- [REQUEST] Leaving the pictures aside, transcribe every line below exactly.

----- EXCERPTED DATA -----

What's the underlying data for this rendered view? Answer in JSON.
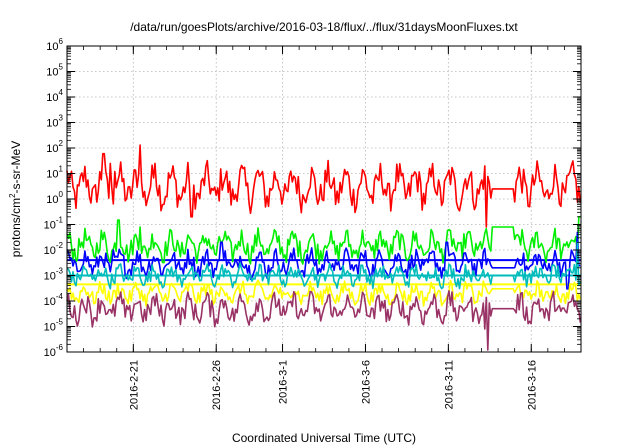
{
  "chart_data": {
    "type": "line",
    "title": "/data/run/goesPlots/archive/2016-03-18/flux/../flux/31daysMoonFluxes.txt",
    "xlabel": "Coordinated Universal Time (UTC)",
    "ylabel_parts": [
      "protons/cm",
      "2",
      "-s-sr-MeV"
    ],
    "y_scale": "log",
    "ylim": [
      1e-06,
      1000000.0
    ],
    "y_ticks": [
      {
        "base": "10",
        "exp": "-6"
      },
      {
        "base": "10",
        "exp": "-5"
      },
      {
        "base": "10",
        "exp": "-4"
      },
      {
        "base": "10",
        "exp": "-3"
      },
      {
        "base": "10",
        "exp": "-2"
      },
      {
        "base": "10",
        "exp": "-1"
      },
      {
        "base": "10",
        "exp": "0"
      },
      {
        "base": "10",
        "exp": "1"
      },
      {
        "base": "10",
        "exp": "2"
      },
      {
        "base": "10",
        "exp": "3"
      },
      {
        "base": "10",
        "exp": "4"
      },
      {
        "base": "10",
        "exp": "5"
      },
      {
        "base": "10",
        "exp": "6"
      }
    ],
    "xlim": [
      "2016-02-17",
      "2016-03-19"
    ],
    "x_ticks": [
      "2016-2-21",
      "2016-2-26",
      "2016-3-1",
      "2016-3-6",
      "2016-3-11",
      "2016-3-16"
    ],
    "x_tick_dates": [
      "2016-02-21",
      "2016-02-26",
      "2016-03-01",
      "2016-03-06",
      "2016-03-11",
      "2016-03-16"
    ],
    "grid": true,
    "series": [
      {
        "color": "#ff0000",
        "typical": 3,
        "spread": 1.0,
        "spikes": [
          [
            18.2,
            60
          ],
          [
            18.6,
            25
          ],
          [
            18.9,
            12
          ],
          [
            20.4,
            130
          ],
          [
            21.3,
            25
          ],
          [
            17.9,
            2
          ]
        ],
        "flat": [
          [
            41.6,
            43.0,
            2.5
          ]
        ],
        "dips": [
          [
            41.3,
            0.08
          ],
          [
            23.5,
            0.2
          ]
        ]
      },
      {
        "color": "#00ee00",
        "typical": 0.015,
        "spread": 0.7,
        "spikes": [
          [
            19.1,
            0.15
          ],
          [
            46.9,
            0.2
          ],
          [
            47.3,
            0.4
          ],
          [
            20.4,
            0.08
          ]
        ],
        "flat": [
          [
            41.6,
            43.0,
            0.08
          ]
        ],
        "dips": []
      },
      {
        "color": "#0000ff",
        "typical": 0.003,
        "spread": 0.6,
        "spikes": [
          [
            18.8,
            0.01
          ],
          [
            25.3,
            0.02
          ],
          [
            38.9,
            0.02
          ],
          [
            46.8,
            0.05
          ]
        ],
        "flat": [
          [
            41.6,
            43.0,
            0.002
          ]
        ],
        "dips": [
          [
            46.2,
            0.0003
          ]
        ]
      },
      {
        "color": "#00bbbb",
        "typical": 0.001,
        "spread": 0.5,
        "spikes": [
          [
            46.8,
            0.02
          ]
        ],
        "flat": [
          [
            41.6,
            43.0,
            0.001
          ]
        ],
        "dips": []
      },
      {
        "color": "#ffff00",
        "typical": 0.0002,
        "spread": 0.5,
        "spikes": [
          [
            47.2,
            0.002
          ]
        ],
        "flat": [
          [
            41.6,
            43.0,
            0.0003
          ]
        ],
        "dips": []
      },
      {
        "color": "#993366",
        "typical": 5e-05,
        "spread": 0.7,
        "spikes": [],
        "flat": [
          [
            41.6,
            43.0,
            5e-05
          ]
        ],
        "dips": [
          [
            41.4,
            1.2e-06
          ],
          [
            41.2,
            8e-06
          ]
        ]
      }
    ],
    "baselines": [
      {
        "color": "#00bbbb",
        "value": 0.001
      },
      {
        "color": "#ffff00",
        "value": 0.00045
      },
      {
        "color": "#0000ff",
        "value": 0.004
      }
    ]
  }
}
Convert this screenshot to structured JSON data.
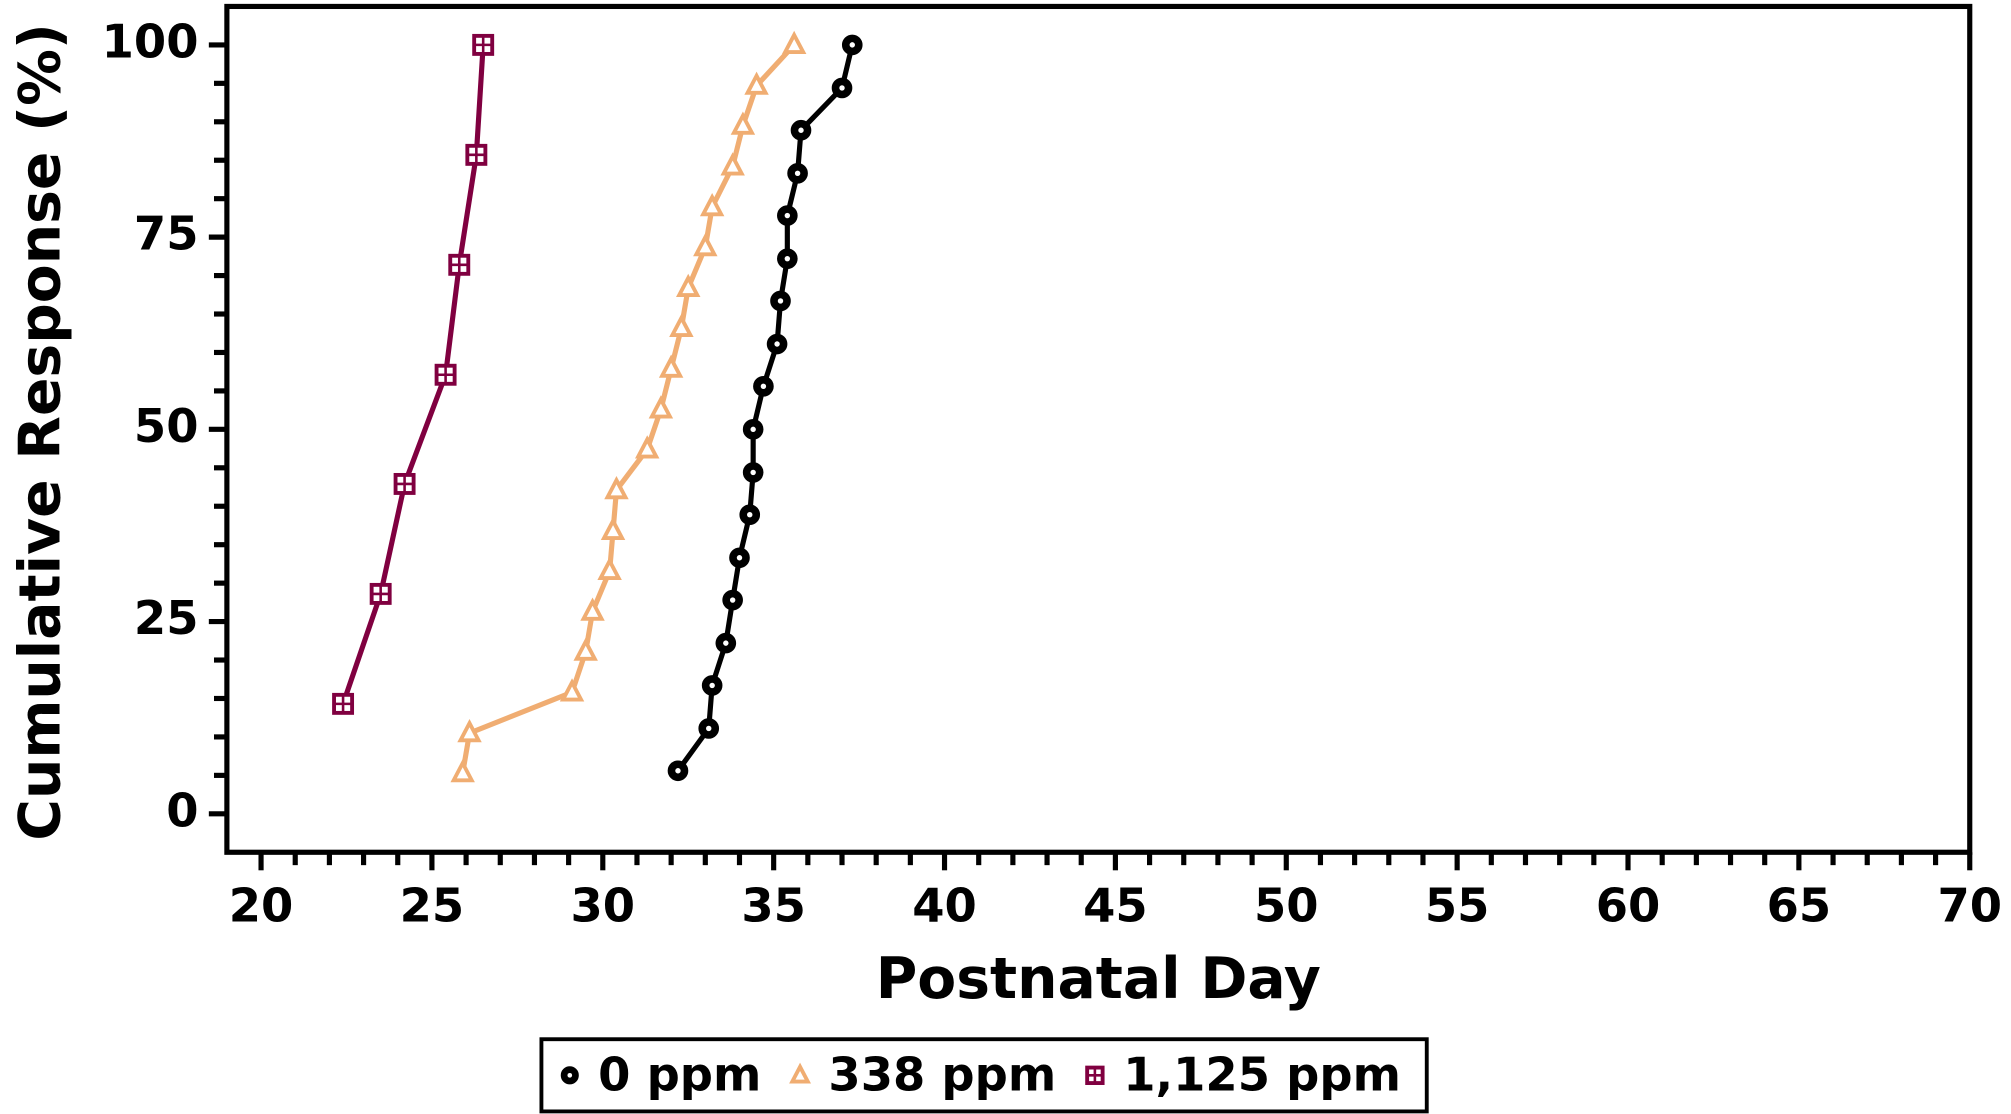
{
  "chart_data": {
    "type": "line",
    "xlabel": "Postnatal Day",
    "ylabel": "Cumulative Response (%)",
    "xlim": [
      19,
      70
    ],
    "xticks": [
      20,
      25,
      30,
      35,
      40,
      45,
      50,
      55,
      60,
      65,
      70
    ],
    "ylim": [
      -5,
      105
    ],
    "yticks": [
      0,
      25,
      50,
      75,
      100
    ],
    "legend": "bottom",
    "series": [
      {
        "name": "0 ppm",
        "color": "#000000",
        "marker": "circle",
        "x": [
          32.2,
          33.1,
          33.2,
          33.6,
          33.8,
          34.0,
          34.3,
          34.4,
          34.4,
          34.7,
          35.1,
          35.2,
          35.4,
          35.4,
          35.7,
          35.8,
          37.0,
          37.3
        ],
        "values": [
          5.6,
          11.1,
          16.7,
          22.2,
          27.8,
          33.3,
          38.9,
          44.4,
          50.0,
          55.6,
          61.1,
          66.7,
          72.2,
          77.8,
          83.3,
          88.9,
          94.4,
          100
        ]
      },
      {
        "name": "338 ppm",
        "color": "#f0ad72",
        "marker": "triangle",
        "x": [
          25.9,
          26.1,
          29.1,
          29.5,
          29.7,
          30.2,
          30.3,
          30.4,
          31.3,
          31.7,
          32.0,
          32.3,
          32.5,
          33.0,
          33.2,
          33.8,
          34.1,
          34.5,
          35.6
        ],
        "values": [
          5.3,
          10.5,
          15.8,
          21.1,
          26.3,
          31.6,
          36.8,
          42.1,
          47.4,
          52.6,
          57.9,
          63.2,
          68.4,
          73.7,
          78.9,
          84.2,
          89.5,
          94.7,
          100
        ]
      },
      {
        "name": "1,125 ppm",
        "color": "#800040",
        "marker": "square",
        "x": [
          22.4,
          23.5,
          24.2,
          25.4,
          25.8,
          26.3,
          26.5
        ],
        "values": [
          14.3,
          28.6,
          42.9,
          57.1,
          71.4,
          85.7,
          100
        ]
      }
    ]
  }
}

-----

- [FULL SOLUTION]
What's the underlying data for this rendered view? Answer in JSON.
{
  "chart_data": {
    "type": "line",
    "title": "/data/run/goesPlots/archive/2016-03-18/flux/../flux/31daysMoonFluxes.txt",
    "xlabel": "Coordinated Universal Time (UTC)",
    "ylabel_parts": [
      "protons/cm",
      "2",
      "-s-sr-MeV"
    ],
    "y_scale": "log",
    "ylim": [
      1e-06,
      1000000.0
    ],
    "y_ticks": [
      {
        "base": "10",
        "exp": "-6"
      },
      {
        "base": "10",
        "exp": "-5"
      },
      {
        "base": "10",
        "exp": "-4"
      },
      {
        "base": "10",
        "exp": "-3"
      },
      {
        "base": "10",
        "exp": "-2"
      },
      {
        "base": "10",
        "exp": "-1"
      },
      {
        "base": "10",
        "exp": "0"
      },
      {
        "base": "10",
        "exp": "1"
      },
      {
        "base": "10",
        "exp": "2"
      },
      {
        "base": "10",
        "exp": "3"
      },
      {
        "base": "10",
        "exp": "4"
      },
      {
        "base": "10",
        "exp": "5"
      },
      {
        "base": "10",
        "exp": "6"
      }
    ],
    "xlim": [
      "2016-02-17",
      "2016-03-19"
    ],
    "x_ticks": [
      "2016-2-21",
      "2016-2-26",
      "2016-3-1",
      "2016-3-6",
      "2016-3-11",
      "2016-3-16"
    ],
    "x_tick_dates": [
      "2016-02-21",
      "2016-02-26",
      "2016-03-01",
      "2016-03-06",
      "2016-03-11",
      "2016-03-16"
    ],
    "grid": true,
    "series": [
      {
        "color": "#ff0000",
        "typical": 3,
        "spread": 1.0,
        "spikes": [
          [
            18.2,
            60
          ],
          [
            18.6,
            25
          ],
          [
            18.9,
            12
          ],
          [
            20.4,
            130
          ],
          [
            21.3,
            25
          ],
          [
            17.9,
            2
          ]
        ],
        "flat": [
          [
            41.6,
            43.0,
            2.5
          ]
        ],
        "dips": [
          [
            41.3,
            0.08
          ],
          [
            23.5,
            0.2
          ]
        ]
      },
      {
        "color": "#00ee00",
        "typical": 0.015,
        "spread": 0.7,
        "spikes": [
          [
            19.1,
            0.15
          ],
          [
            46.9,
            0.2
          ],
          [
            47.3,
            0.4
          ],
          [
            20.4,
            0.08
          ]
        ],
        "flat": [
          [
            41.6,
            43.0,
            0.08
          ]
        ],
        "dips": []
      },
      {
        "color": "#0000ff",
        "typical": 0.003,
        "spread": 0.6,
        "spikes": [
          [
            18.8,
            0.01
          ],
          [
            25.3,
            0.02
          ],
          [
            38.9,
            0.02
          ],
          [
            46.8,
            0.05
          ]
        ],
        "flat": [
          [
            41.6,
            43.0,
            0.002
          ]
        ],
        "dips": [
          [
            46.2,
            0.0003
          ]
        ]
      },
      {
        "color": "#00bbbb",
        "typical": 0.001,
        "spread": 0.5,
        "spikes": [
          [
            46.8,
            0.02
          ]
        ],
        "flat": [
          [
            41.6,
            43.0,
            0.001
          ]
        ],
        "dips": []
      },
      {
        "color": "#ffff00",
        "typical": 0.0002,
        "spread": 0.5,
        "spikes": [
          [
            47.2,
            0.002
          ]
        ],
        "flat": [
          [
            41.6,
            43.0,
            0.0003
          ]
        ],
        "dips": []
      },
      {
        "color": "#993366",
        "typical": 5e-05,
        "spread": 0.7,
        "spikes": [],
        "flat": [
          [
            41.6,
            43.0,
            5e-05
          ]
        ],
        "dips": [
          [
            41.4,
            1.2e-06
          ],
          [
            41.2,
            8e-06
          ]
        ]
      }
    ],
    "baselines": [
      {
        "color": "#00bbbb",
        "value": 0.001
      },
      {
        "color": "#ffff00",
        "value": 0.00045
      },
      {
        "color": "#0000ff",
        "value": 0.004
      }
    ]
  }
}
Convert this screenshot to structured JSON data.
{
  "chart_data": {
    "type": "line",
    "xlabel": "Postnatal Day",
    "ylabel": "Cumulative Response (%)",
    "xlim": [
      19,
      70
    ],
    "xticks": [
      20,
      25,
      30,
      35,
      40,
      45,
      50,
      55,
      60,
      65,
      70
    ],
    "ylim": [
      -5,
      105
    ],
    "yticks": [
      0,
      25,
      50,
      75,
      100
    ],
    "legend": "bottom",
    "series": [
      {
        "name": "0 ppm",
        "color": "#000000",
        "marker": "circle",
        "x": [
          32.2,
          33.1,
          33.2,
          33.6,
          33.8,
          34.0,
          34.3,
          34.4,
          34.4,
          34.7,
          35.1,
          35.2,
          35.4,
          35.4,
          35.7,
          35.8,
          37.0,
          37.3
        ],
        "values": [
          5.6,
          11.1,
          16.7,
          22.2,
          27.8,
          33.3,
          38.9,
          44.4,
          50.0,
          55.6,
          61.1,
          66.7,
          72.2,
          77.8,
          83.3,
          88.9,
          94.4,
          100
        ]
      },
      {
        "name": "338 ppm",
        "color": "#f0ad72",
        "marker": "triangle",
        "x": [
          25.9,
          26.1,
          29.1,
          29.5,
          29.7,
          30.2,
          30.3,
          30.4,
          31.3,
          31.7,
          32.0,
          32.3,
          32.5,
          33.0,
          33.2,
          33.8,
          34.1,
          34.5,
          35.6
        ],
        "values": [
          5.3,
          10.5,
          15.8,
          21.1,
          26.3,
          31.6,
          36.8,
          42.1,
          47.4,
          52.6,
          57.9,
          63.2,
          68.4,
          73.7,
          78.9,
          84.2,
          89.5,
          94.7,
          100
        ]
      },
      {
        "name": "1,125 ppm",
        "color": "#800040",
        "marker": "square",
        "x": [
          22.4,
          23.5,
          24.2,
          25.4,
          25.8,
          26.3,
          26.5
        ],
        "values": [
          14.3,
          28.6,
          42.9,
          57.1,
          71.4,
          85.7,
          100
        ]
      }
    ]
  }
}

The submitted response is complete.